··· DOCUMENT SEGMENT
SARS-CoV-2 seroprevalence and implications for population immunity: Evidence from two Health and Demographic Surveillance System sites in Kenya, February-December 2022

Influenza Other Respir Viruses. 2023 Sep;17(9):e13173. doi: 10.1111/irv.13173.


Background: We sought to estimate SARS-CoV-2 antibody seroprevalence within representative samples of the Kenyan population during the third year of the COVID-19 pandemic and the second year of COVID-19 vaccine use.

Methods: We conducted cross-sectional serosurveys among randomly selected, age-stratified samples of Health and Demographic Surveillance System (HDSS) residents in Kilifi and Nairobi. Anti-spike (anti-S) immunoglobulin G (IgG) serostatus was measured using a validated in-house ELISA and antibody concentrations estimated with reference to the WHO International Standard for anti-SARS-CoV-2 immunoglobulin.

Results: HDSS residents were sampled in February-June 2022 (Kilifi HDSS N = 852; Nairobi Urban HDSS N = 851) and in August-December 2022 (N = 850 for both sites). Population-weighted coverage for ≥1 doses of COVID-19 vaccine were 11.1% (9.1-13.2%) among Kilifi HDSS residents by November 2022 and 34.2% (30.7-37.6%) among Nairobi Urban HDSS residents by December 2022. Population-weighted anti-S IgG seroprevalence among Kilifi HDSS residents increased from 69.1% (65.8-72.3%) by May 2022 to 77.4% (74.4-80.2%) by November 2022. Within the Nairobi Urban HDSS, seroprevalence by June 2022 was 88.5% (86.1-90.6%), comparable with seroprevalence by December 2022 (92.2%; 90.2-93.9%). For both surveys, seroprevalence was significantly lower among Kilifi HDSS residents than among Nairobi Urban HDSS residents, as were antibody concentrations (p < 0.001).

Conclusion: More than 70% of Kilifi residents and 90% of Nairobi residents were seropositive for anti-S IgG by the end of 2022. There is a potential immunity gap in rural Kenya; implementation of interventions to improve COVID-19 vaccine uptake among sub-groups at increased risk of severe COVID-19 in rural settings is recommended.

Keywords: COVID-19; Health and Demographic Surveillance System; IgG antibody; Kenya; SARS-CoV-2; seroprevalence.
······
··· DATA EXTRACTS
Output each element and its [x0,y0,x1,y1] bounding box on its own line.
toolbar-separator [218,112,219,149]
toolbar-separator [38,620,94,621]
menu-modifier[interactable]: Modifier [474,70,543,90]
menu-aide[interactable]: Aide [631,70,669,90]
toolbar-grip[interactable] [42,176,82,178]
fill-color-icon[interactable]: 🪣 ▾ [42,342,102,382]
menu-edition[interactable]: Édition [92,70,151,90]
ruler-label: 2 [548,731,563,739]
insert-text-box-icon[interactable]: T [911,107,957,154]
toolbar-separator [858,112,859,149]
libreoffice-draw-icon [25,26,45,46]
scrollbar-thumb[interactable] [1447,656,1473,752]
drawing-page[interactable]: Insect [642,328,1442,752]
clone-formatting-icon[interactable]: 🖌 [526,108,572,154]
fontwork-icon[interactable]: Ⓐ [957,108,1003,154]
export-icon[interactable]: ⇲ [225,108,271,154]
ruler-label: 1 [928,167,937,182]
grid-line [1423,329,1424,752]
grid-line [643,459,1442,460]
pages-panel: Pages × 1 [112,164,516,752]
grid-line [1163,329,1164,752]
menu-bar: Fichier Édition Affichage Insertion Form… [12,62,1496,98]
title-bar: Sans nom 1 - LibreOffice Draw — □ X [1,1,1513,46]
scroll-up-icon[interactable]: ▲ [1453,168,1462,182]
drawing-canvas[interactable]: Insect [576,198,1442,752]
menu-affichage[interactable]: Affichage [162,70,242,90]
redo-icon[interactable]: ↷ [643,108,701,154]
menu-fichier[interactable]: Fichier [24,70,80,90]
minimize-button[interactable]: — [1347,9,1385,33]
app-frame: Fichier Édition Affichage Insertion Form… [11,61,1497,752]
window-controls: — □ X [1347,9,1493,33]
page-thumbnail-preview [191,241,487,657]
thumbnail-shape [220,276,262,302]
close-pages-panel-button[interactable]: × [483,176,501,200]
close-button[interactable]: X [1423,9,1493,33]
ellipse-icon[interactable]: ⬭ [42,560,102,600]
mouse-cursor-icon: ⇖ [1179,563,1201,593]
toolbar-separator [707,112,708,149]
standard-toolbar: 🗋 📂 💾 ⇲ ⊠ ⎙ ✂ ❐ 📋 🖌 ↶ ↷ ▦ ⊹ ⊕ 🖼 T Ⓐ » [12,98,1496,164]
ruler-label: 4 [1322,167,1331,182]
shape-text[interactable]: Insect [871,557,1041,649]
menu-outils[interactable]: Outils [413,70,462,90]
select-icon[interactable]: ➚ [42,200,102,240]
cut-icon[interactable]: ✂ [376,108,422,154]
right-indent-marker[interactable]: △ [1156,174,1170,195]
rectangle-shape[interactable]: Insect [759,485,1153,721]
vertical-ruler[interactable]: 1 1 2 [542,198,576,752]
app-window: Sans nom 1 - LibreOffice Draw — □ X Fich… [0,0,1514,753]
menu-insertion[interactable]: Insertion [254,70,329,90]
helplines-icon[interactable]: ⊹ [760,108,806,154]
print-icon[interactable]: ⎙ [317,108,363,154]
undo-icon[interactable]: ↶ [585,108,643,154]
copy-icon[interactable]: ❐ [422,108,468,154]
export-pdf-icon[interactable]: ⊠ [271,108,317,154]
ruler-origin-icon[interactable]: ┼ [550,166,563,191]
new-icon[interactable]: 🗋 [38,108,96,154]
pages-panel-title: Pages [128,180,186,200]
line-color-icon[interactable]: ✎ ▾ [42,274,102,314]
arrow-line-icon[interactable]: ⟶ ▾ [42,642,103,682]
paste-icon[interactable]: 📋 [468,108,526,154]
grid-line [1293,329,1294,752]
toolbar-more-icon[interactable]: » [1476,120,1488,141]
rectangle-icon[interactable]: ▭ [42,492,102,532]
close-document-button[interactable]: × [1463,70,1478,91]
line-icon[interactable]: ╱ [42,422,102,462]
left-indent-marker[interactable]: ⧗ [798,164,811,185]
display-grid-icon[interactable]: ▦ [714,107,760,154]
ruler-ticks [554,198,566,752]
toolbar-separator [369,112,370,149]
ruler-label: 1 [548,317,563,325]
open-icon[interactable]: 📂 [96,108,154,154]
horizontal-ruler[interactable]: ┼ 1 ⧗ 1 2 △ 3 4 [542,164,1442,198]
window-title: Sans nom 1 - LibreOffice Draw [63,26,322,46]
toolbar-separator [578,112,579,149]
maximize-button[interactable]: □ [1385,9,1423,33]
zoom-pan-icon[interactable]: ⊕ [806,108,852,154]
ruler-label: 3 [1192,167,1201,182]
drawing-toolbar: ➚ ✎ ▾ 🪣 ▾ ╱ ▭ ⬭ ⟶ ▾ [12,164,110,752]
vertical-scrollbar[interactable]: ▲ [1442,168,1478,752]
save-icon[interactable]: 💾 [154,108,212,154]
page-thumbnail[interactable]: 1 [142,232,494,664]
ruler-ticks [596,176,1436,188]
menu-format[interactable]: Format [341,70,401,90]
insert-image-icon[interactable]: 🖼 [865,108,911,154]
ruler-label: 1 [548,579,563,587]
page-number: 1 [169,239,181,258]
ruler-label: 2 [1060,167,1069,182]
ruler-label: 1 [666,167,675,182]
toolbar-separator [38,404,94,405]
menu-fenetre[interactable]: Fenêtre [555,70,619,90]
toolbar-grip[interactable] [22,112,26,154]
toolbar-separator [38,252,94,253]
······
* _WHAT IS EXPECTED_
In the Kenya seroprevalence abstract, what share of Nairobi Urban HDSS residents had received at least one dose of COVID-19 vaccine by December 2022? The entries have no connection to the text.

* _PROBLEM SOLUTION_
34.2% (30.7-37.6%).